▶ [Given task] Find the line that contains "Give me the". Repeat that line and all lines following it, exactly, through the end of the listing below.

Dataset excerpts
====================

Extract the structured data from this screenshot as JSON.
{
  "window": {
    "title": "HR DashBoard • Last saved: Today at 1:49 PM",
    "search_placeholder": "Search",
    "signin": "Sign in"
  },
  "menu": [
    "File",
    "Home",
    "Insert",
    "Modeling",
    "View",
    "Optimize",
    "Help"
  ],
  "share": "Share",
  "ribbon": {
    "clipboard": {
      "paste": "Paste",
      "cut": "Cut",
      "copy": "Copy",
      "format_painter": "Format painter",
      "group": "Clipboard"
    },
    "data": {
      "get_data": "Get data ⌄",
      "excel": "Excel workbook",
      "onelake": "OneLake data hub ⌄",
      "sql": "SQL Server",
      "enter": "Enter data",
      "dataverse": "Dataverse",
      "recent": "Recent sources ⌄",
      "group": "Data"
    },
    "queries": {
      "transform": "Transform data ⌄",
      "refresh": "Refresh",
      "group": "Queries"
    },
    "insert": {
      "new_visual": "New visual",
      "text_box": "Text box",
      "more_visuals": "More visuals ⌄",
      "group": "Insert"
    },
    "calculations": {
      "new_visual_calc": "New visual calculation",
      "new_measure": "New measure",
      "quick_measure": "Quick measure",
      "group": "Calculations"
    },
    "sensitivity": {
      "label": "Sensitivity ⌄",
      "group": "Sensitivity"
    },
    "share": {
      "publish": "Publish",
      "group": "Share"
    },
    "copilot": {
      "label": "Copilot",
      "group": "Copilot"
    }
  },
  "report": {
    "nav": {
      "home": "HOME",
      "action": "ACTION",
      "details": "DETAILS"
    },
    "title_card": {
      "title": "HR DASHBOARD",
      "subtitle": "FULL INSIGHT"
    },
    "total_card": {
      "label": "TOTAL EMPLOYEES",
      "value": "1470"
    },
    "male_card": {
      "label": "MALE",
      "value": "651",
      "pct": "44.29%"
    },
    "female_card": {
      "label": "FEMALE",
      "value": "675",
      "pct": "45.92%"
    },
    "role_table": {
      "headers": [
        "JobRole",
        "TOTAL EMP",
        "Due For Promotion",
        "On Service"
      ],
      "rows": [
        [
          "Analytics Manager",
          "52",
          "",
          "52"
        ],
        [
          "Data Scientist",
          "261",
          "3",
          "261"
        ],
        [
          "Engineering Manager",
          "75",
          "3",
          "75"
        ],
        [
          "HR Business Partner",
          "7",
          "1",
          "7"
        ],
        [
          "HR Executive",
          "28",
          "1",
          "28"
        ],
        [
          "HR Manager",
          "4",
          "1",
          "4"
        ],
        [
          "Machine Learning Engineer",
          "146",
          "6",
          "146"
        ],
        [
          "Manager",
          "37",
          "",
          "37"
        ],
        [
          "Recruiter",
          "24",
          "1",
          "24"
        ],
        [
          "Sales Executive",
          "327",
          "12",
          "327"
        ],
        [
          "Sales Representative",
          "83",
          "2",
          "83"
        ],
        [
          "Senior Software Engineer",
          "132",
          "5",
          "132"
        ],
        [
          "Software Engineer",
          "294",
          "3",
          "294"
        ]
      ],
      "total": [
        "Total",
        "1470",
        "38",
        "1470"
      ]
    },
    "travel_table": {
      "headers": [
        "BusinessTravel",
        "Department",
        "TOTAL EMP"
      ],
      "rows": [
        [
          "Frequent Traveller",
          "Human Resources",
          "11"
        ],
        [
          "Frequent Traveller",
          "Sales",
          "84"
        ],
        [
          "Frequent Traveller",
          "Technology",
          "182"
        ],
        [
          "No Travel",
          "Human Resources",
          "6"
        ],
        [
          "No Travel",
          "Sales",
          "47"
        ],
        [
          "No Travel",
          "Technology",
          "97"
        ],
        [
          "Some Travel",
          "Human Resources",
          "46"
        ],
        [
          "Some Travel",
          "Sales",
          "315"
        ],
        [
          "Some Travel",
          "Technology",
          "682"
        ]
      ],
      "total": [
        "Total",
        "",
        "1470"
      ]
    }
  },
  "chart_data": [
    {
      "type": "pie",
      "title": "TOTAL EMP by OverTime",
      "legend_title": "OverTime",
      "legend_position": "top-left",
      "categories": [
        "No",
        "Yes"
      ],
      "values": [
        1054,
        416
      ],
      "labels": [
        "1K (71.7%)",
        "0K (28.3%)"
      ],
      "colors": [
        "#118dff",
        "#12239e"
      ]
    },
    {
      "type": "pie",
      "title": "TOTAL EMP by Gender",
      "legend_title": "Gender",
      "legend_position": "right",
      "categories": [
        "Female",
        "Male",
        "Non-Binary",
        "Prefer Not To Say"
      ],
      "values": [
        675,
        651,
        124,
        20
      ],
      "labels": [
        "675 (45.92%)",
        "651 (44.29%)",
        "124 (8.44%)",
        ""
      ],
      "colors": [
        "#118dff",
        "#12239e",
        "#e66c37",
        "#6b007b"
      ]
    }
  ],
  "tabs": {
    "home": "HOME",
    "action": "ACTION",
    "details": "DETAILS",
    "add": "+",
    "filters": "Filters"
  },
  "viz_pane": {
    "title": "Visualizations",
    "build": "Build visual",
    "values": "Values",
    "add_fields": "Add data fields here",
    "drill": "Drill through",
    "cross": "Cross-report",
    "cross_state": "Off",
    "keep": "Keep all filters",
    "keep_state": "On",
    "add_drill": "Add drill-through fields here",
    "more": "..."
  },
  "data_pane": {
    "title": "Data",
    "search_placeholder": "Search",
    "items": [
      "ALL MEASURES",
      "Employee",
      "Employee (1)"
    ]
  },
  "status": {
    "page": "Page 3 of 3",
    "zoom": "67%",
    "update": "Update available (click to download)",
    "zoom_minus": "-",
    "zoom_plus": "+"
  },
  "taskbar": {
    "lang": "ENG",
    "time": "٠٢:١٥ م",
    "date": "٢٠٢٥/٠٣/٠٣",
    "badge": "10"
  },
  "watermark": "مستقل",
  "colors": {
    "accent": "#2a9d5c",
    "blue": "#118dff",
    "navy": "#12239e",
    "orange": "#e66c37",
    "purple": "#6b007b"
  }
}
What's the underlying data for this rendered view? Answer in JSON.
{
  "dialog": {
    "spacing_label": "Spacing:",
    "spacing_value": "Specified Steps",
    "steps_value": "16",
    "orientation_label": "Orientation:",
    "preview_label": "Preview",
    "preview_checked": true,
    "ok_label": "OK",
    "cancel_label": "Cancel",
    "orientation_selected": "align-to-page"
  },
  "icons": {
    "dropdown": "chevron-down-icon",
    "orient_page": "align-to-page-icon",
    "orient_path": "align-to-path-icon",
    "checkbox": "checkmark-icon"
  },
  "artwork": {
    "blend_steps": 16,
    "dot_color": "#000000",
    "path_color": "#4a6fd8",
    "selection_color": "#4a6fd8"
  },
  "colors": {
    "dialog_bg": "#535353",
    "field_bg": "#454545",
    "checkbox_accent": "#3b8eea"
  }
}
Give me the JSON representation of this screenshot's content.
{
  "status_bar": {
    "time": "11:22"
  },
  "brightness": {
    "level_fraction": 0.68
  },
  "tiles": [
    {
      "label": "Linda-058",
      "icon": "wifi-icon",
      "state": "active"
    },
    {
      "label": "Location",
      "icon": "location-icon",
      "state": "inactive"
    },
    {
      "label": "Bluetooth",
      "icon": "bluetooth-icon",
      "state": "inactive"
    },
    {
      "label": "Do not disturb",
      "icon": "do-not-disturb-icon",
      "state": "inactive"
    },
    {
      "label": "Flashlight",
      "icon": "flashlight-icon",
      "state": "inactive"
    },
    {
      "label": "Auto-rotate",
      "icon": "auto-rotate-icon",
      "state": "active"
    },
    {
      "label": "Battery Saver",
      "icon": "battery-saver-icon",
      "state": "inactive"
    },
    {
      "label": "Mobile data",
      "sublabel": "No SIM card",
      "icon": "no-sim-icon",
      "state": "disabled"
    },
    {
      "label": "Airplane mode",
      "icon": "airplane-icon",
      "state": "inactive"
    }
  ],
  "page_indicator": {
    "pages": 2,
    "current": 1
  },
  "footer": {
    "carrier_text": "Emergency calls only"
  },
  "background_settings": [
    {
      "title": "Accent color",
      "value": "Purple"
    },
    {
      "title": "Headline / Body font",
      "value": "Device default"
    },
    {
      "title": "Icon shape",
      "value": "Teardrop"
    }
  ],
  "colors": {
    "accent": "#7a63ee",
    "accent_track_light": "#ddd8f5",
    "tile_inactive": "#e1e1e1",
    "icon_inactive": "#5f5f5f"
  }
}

====================

▶ [Task output]
Give me the JSON representation of this screenshot's content.
{
  "status_bar": {
    "time": "11:22"
  },
  "brightness": {
    "level_fraction": 0.68
  },
  "tiles": [
    {
      "label": "Linda-058",
      "icon": "wifi-icon",
      "state": "active"
    },
    {
      "label": "Location",
      "icon": "location-icon",
      "state": "inactive"
    },
    {
      "label": "Bluetooth",
      "icon": "bluetooth-icon",
      "state": "inactive"
    },
    {
      "label": "Do not disturb",
      "icon": "do-not-disturb-icon",
      "state": "inactive"
    },
    {
      "label": "Flashlight",
      "icon": "flashlight-icon",
      "state": "inactive"
    },
    {
      "label": "Auto-rotate",
      "icon": "auto-rotate-icon",
      "state": "active"
    },
    {
      "label": "Battery Saver",
      "icon": "battery-saver-icon",
      "state": "inactive"
    },
    {
      "label": "Mobile data",
      "sublabel": "No SIM card",
      "icon": "no-sim-icon",
      "state": "disabled"
    },
    {
      "label": "Airplane mode",
      "icon": "airplane-icon",
      "state": "inactive"
    }
  ],
  "page_indicator": {
    "pages": 2,
    "current": 1
  },
  "footer": {
    "carrier_text": "Emergency calls only"
  },
  "background_settings": [
    {
      "title": "Accent color",
      "value": "Purple"
    },
    {
      "title": "Headline / Body font",
      "value": "Device default"
    },
    {
      "title": "Icon shape",
      "value": "Teardrop"
    }
  ],
  "colors": {
    "accent": "#7a63ee",
    "accent_track_light": "#ddd8f5",
    "tile_inactive": "#e1e1e1",
    "icon_inactive": "#5f5f5f"
  }
}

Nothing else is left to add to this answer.